Wireless network passwords cracked with Amazon’s EC2 service

German security researcher Thomas Roth has found an innovative use for cloud computing: cracking wireless networks that rely on pre-shared key passphrases, such as those found in homes and smaller businesses.
Roth has created a program that runs on Amazon’s Elastic Cloud Computing (EC2) system. It uses the massive computing power of EC2 to run through 400,000 possible passwords per second, a staggering amount, hitherto unheard of outside supercomputing circles–and very likely made possible because EC2 now allows graphics processing units (GPUs) to be used for computational tasks. Among other things, these are particularly suited to password cracking tasks.

In other words, this isn’t a clever or elegant hack, and it doesn’t rely on a flaw in wireless networking technology. Roth’s software merely generates millions of passphrases, encrypts them, and sees if they allow access to the network.

However, employing the theoretically infinite resources of cloud computing to brute force a password is the clever part.

Purchasing the computers to run such a crack would cost tens of thousands of dollars, but Roth claims that a typical wireless password can be guessed by EC2 and his software in about six minutes. He proved this by hacking networks in the area where he lives. The type of EC2 computers used in the attack costs 28 cents per minute, so $1.68 is all it could take to lay open a wireless network.

Roth intends to make his software publicly available, and will soon present his research to the Black Hat conference in Washington, D.C.

Using EC2 for such ends would be against Amazon’s terms of use, of course, but Reuters quotes Amazon spokesman Drew Herdener as saying that if Roth’s tool is used merely for testing purposes, everything’s above board.

▸ **PROVIDED DATA**:
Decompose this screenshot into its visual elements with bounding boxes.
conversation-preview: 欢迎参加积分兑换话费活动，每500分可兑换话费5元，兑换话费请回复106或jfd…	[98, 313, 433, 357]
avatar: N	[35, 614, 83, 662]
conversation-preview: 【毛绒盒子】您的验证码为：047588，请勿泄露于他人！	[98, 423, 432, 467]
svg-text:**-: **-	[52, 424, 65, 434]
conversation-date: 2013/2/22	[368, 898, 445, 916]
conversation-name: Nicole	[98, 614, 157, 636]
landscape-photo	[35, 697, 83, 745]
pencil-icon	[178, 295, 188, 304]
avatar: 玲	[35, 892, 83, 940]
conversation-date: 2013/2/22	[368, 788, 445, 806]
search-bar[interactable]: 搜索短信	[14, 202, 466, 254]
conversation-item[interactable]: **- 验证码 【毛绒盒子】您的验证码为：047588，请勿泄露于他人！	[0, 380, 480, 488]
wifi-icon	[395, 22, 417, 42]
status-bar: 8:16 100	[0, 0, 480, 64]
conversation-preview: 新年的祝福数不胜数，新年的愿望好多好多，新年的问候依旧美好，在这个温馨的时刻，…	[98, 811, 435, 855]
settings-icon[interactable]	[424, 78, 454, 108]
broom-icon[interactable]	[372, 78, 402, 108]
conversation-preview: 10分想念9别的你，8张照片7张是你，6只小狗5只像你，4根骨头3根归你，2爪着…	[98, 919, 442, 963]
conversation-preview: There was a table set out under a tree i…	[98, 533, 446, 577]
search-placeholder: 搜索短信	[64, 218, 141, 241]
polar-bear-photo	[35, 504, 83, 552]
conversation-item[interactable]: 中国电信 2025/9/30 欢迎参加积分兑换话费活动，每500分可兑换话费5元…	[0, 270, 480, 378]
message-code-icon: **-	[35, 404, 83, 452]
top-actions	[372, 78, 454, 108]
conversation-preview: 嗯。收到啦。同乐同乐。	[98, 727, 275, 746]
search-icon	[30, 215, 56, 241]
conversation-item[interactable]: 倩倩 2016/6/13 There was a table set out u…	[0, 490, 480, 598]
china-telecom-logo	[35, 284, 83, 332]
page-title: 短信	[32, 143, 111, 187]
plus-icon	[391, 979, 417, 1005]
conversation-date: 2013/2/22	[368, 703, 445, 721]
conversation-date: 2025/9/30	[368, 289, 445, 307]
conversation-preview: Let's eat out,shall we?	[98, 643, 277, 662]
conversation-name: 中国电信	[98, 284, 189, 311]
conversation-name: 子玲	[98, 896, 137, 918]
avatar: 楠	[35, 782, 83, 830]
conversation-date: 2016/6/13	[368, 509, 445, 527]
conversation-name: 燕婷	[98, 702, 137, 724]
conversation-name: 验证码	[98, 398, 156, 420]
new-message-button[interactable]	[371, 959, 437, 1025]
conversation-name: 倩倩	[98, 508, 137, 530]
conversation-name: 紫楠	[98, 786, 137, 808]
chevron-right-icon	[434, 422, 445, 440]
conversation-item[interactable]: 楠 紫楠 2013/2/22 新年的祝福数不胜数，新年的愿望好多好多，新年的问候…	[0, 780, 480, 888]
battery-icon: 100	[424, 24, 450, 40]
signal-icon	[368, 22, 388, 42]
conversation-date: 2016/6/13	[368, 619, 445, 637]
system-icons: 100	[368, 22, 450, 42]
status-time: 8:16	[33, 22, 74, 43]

▸ **TASK REQUIREMENTS**:
Reproduce the full article on cracking wireless network passwords with Amazon's EC2, word for word. These rows have nothing to do with the article on cracking Wi-Fi passwords.

▸ **TASK OUTPUT**:
Wireless network passwords cracked with Amazon’s EC2 service

German security researcher Thomas Roth has found an innovative use for cloud computing: cracking wireless networks that rely on pre-shared key passphrases, such as those found in homes and smaller businesses.
Roth has created a program that runs on Amazon’s Elastic Cloud Computing (EC2) system. It uses the massive computing power of EC2 to run through 400,000 possible passwords per second, a staggering amount, hitherto unheard of outside supercomputing circles–and very likely made possible because EC2 now allows graphics processing units (GPUs) to be used for computational tasks. Among other things, these are particularly suited to password cracking tasks.

In other words, this isn’t a clever or elegant hack, and it doesn’t rely on a flaw in wireless networking technology. Roth’s software merely generates millions of passphrases, encrypts them, and sees if they allow access to the network.

However, employing the theoretically infinite resources of cloud computing to brute force a password is the clever part.

Purchasing the computers to run such a crack would cost tens of thousands of dollars, but Roth claims that a typical wireless password can be guessed by EC2 and his software in about six minutes. He proved this by hacking networks in the area where he lives. The type of EC2 computers used in the attack costs 28 cents per minute, so $1.68 is all it could take to lay open a wireless network.

Roth intends to make his software publicly available, and will soon present his research to the Black Hat conference in Washington, D.C.

Using EC2 for such ends would be against Amazon’s terms of use, of course, but Reuters quotes Amazon spokesman Drew Herdener as saying that if Roth’s tool is used merely for testing purposes, everything’s above board.